◆ DATASET ROWS:
>>>>>
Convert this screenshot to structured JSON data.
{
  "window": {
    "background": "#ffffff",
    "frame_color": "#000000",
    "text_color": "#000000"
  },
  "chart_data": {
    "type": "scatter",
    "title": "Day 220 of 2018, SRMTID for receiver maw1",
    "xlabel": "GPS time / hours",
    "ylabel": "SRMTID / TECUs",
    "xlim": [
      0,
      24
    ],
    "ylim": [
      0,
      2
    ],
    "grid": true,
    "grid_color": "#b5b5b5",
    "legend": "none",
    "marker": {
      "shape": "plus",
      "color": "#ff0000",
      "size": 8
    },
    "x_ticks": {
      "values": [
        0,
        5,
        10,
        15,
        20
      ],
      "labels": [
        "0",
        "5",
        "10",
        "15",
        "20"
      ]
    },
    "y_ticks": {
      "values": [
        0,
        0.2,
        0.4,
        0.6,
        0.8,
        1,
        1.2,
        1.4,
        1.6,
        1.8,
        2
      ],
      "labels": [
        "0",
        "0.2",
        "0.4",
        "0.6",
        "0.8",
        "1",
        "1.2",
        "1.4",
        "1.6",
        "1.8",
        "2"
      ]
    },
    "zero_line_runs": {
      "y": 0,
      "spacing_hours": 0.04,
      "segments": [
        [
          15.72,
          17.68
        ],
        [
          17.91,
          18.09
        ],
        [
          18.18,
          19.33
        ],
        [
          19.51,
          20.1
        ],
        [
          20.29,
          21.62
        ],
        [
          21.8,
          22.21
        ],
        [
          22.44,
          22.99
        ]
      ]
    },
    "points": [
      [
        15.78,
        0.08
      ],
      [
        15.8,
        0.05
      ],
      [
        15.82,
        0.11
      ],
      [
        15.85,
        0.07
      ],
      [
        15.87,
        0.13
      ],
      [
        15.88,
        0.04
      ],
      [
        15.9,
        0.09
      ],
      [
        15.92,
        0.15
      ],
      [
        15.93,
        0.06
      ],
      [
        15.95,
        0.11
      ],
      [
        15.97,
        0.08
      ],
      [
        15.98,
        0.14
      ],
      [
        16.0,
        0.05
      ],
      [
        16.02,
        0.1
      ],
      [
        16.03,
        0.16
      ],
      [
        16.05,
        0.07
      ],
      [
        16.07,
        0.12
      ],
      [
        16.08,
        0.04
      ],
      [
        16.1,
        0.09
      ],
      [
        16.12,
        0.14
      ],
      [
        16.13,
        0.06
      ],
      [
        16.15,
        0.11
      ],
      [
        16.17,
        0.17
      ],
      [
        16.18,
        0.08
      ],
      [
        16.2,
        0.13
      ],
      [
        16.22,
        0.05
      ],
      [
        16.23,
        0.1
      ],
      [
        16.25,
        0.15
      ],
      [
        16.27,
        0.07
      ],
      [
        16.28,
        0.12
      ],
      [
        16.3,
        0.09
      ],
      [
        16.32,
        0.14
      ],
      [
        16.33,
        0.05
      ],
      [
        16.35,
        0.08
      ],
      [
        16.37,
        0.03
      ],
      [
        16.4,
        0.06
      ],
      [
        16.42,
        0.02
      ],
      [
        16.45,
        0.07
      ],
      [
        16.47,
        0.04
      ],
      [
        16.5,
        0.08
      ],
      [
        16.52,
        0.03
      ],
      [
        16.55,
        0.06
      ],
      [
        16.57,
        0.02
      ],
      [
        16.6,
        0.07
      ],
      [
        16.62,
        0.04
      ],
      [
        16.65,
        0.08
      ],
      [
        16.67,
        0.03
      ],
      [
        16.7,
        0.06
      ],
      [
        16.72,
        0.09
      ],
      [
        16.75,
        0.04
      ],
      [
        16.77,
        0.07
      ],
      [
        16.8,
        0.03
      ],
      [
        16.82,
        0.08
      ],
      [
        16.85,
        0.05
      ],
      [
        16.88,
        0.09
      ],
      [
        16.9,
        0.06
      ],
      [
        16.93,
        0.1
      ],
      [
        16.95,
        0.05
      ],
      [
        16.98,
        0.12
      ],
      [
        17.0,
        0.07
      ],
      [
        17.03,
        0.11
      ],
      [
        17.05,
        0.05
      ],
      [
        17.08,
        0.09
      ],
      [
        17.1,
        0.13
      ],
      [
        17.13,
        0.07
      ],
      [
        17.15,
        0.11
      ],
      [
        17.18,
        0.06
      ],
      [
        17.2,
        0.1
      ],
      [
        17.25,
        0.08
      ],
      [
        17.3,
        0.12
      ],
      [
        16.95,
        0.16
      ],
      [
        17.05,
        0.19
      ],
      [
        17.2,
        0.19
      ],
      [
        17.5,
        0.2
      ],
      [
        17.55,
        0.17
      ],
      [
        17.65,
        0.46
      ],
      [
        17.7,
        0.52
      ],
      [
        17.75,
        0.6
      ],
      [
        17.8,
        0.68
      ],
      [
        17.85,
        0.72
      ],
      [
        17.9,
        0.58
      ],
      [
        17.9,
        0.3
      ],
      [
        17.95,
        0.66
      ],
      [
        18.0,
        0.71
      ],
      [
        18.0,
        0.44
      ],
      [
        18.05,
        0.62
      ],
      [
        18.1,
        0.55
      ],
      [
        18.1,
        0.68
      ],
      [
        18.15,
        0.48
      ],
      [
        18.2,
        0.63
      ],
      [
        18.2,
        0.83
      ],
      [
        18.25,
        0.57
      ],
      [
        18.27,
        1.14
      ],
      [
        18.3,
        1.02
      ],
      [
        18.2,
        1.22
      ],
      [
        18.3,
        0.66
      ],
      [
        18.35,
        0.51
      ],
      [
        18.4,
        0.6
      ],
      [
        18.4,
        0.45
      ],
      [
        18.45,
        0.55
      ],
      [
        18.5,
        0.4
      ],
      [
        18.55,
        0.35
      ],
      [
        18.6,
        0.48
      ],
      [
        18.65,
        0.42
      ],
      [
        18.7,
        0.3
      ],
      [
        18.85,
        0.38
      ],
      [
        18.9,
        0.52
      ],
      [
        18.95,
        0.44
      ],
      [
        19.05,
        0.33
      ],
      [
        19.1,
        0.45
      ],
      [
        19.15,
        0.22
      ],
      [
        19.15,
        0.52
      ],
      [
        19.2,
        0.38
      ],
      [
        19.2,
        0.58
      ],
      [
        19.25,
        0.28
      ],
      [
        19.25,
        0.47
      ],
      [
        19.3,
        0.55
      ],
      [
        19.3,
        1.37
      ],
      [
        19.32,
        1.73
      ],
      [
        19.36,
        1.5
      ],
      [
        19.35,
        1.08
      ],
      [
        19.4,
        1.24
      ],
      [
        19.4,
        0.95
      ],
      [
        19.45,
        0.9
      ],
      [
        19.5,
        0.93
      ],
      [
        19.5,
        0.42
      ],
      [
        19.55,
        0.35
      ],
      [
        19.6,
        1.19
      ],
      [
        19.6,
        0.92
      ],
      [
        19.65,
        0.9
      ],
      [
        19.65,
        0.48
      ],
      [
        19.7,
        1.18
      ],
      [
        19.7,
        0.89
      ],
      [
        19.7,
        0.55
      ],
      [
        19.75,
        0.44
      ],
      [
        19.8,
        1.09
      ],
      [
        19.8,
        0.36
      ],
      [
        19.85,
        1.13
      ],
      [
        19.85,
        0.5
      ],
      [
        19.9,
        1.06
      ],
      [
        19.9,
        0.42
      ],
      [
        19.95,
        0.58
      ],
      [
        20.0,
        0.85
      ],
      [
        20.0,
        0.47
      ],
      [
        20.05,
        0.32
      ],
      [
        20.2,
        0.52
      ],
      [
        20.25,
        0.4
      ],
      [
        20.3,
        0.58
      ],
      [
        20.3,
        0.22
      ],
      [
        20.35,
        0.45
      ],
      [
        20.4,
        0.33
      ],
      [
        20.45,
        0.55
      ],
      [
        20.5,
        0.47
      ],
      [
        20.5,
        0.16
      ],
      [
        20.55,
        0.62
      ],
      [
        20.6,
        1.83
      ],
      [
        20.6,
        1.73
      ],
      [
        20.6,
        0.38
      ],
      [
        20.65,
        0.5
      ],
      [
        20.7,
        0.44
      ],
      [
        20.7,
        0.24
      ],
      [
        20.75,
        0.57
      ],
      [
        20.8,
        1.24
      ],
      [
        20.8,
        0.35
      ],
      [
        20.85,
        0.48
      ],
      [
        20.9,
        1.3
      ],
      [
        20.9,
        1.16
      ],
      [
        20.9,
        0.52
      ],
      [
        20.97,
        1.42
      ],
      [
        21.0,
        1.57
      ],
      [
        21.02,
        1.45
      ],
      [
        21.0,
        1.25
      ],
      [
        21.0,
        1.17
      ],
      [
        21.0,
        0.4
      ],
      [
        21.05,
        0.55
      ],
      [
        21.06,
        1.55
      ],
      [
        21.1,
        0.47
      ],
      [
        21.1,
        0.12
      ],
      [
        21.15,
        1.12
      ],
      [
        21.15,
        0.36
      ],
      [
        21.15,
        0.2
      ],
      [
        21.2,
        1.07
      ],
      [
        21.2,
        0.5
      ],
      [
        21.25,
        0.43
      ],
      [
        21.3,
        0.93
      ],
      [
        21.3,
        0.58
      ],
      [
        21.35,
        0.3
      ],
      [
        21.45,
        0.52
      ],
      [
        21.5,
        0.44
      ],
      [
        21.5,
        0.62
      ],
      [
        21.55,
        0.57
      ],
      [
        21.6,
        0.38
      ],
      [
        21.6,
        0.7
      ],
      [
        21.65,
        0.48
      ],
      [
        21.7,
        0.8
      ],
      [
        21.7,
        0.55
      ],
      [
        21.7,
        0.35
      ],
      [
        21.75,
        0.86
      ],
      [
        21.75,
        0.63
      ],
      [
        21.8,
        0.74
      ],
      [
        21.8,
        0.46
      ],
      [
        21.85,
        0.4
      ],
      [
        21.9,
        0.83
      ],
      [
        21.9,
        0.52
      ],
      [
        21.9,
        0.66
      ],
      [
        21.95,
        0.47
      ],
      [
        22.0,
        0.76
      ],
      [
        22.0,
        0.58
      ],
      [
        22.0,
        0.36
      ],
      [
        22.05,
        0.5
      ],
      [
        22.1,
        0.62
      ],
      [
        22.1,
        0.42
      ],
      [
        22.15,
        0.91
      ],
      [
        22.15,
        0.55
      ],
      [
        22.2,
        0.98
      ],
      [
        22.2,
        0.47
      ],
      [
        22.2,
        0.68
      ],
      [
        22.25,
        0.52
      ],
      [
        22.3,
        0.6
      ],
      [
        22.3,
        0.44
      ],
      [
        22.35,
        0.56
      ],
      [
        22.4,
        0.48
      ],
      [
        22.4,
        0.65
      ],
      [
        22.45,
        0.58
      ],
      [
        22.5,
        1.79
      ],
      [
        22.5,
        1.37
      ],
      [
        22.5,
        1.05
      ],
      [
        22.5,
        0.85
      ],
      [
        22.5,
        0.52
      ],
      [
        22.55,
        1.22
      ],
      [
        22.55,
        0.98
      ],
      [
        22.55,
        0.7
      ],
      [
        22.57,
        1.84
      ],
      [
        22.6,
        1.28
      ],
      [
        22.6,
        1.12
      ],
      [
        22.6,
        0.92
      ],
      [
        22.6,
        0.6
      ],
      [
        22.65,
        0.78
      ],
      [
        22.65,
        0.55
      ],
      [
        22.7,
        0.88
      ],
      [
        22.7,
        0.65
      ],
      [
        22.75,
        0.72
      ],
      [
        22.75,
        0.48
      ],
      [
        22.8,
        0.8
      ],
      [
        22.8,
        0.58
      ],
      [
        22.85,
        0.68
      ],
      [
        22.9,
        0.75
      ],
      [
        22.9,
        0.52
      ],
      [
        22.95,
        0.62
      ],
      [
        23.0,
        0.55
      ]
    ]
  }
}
<<<<<
List every line from the entries above in which "SRMTID" appears.

    "title": "Day 220 of 2018, SRMTID for receiver maw1",
    "ylabel": "SRMTID / TECUs",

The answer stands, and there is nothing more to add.